* **WORK TO BE COMPLETED**: Copy the passage on the Protect Life Act below word for word, in full.

* **STUDY TEXT**:
--- START ---
On Thursday night, the House of Representatives passed the Protect Life Act by a vote of 251 to 172, which would prohibit people from using federal subsidies to buy health care policies that cover abortion in the new state insurance exchanges set up by Obama's health care reform, The New York Times' Jennifer Steinhauer explains. The bill's pro-life supporters cited their moral objections to spending money on a procedure they think is wrong. Pro-choice opponents took to calling the bill "Let Women Die," a theme Nancy Pelosi echoed in a press conference opposing the bill because it meddles with a woman's access to health care: "When the Republicans vote for this bill today, they will be voting to say that women can die on the floor, and health care providers do not have to intervene... It's just appalling."

The Protect Life Act, which was sponsored by Pennsylvania Republican Rep. Joe Pitts, has no chance of passing the Senate. But it does remind us that House Republicans have a strange knack for issuing dire warnings of future problems that they also, simultaneously, are actively hastening. We've been warned before about the dangers of government getting in between you and your doctor. "Individuals currently have frighteningly little control over their own healthcare. Everyone from employers, to managed care officials, to government bureaucrats are making decisions about a person’s healthcare that would best be left to the individual," said Rep. Joe Pitts, Republican of Pennsylvania way back in 2008 before Obama was in office. More recently, he wrote an op-ed for USA Today in which he explained, "ObamaCare is creating 159 new federal offices and tens of thousands of pages of new regulations. Bureaucrats will make decisions that should be left to doctors and patients. The American people deserve better."

If you are inclined to agree with Pitts's earlier warnings, the objections of NARAL and others to the Protect Life Act could be read as proof for why the government shouldn't be involved in health care at all, as complicated issues over what is or isn't covered will always ultimately be settled through a flawed political system rather than medical expertise, inevitably leaving some to feel they've been treated unjustly. You might look at House Republicans's attempts to govern as simply a way to convert liberals to libertarians. The point of getting the government out of health care, the argument might go, is so that legislators never have to make such choices at all.

But Pitts doesn't feel that way when he's the government official making decisions: most Americans don't want to pay for abortions, Pitts explained this week, and so, as he told CBS News in January, he gets to make a choice: "Individuals still have choice, only it would have to be done with their dollars, not with taxpayer money."
--- END ---
* **DATASET ENTRIES**:
--- START ---
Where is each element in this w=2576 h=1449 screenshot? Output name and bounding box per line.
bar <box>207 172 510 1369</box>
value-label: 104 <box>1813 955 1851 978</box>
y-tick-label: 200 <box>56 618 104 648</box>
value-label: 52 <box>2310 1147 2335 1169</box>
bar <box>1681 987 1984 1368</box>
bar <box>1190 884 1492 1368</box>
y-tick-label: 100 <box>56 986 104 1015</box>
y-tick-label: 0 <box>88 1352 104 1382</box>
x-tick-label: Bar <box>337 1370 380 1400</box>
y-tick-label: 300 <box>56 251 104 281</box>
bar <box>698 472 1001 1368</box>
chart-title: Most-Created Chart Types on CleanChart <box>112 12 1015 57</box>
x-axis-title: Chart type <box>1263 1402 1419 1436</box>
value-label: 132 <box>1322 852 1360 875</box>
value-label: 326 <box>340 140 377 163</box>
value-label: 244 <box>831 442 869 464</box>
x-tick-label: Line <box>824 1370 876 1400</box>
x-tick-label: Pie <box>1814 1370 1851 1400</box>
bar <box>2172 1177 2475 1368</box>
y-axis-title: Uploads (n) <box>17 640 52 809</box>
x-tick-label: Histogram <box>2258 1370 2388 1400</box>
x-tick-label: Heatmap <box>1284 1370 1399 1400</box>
--- END ---
* **OUTPUT BELOW**:
On Thursday night, the House of Representatives passed the Protect Life Act by a vote of 251 to 172, which would prohibit people from using federal subsidies to buy health care policies that cover abortion in the new state insurance exchanges set up by Obama's health care reform, The New York Times' Jennifer Steinhauer explains. The bill's pro-life supporters cited their moral objections to spending money on a procedure they think is wrong. Pro-choice opponents took to calling the bill "Let Women Die," a theme Nancy Pelosi echoed in a press conference opposing the bill because it meddles with a woman's access to health care: "When the Republicans vote for this bill today, they will be voting to say that women can die on the floor, and health care providers do not have to intervene... It's just appalling."

The Protect Life Act, which was sponsored by Pennsylvania Republican Rep. Joe Pitts, has no chance of passing the Senate. But it does remind us that House Republicans have a strange knack for issuing dire warnings of future problems that they also, simultaneously, are actively hastening. We've been warned before about the dangers of government getting in between you and your doctor. "Individuals currently have frighteningly little control over their own healthcare. Everyone from employers, to managed care officials, to government bureaucrats are making decisions about a person’s healthcare that would best be left to the individual," said Rep. Joe Pitts, Republican of Pennsylvania way back in 2008 before Obama was in office. More recently, he wrote an op-ed for USA Today in which he explained, "ObamaCare is creating 159 new federal offices and tens of thousands of pages of new regulations. Bureaucrats will make decisions that should be left to doctors and patients. The American people deserve better."

If you are inclined to agree with Pitts's earlier warnings, the objections of NARAL and others to the Protect Life Act could be read as proof for why the government shouldn't be involved in health care at all, as complicated issues over what is or isn't covered will always ultimately be settled through a flawed political system rather than medical expertise, inevitably leaving some to feel they've been treated unjustly. You might look at House Republicans's attempts to govern as simply a way to convert liberals to libertarians. The point of getting the government out of health care, the argument might go, is so that legislators never have to make such choices at all.

But Pitts doesn't feel that way when he's the government official making decisions: most Americans don't want to pay for abortions, Pitts explained this week, and so, as he told CBS News in January, he gets to make a choice: "Individuals still have choice, only it would have to be done with their dollars, not with taxpayer money."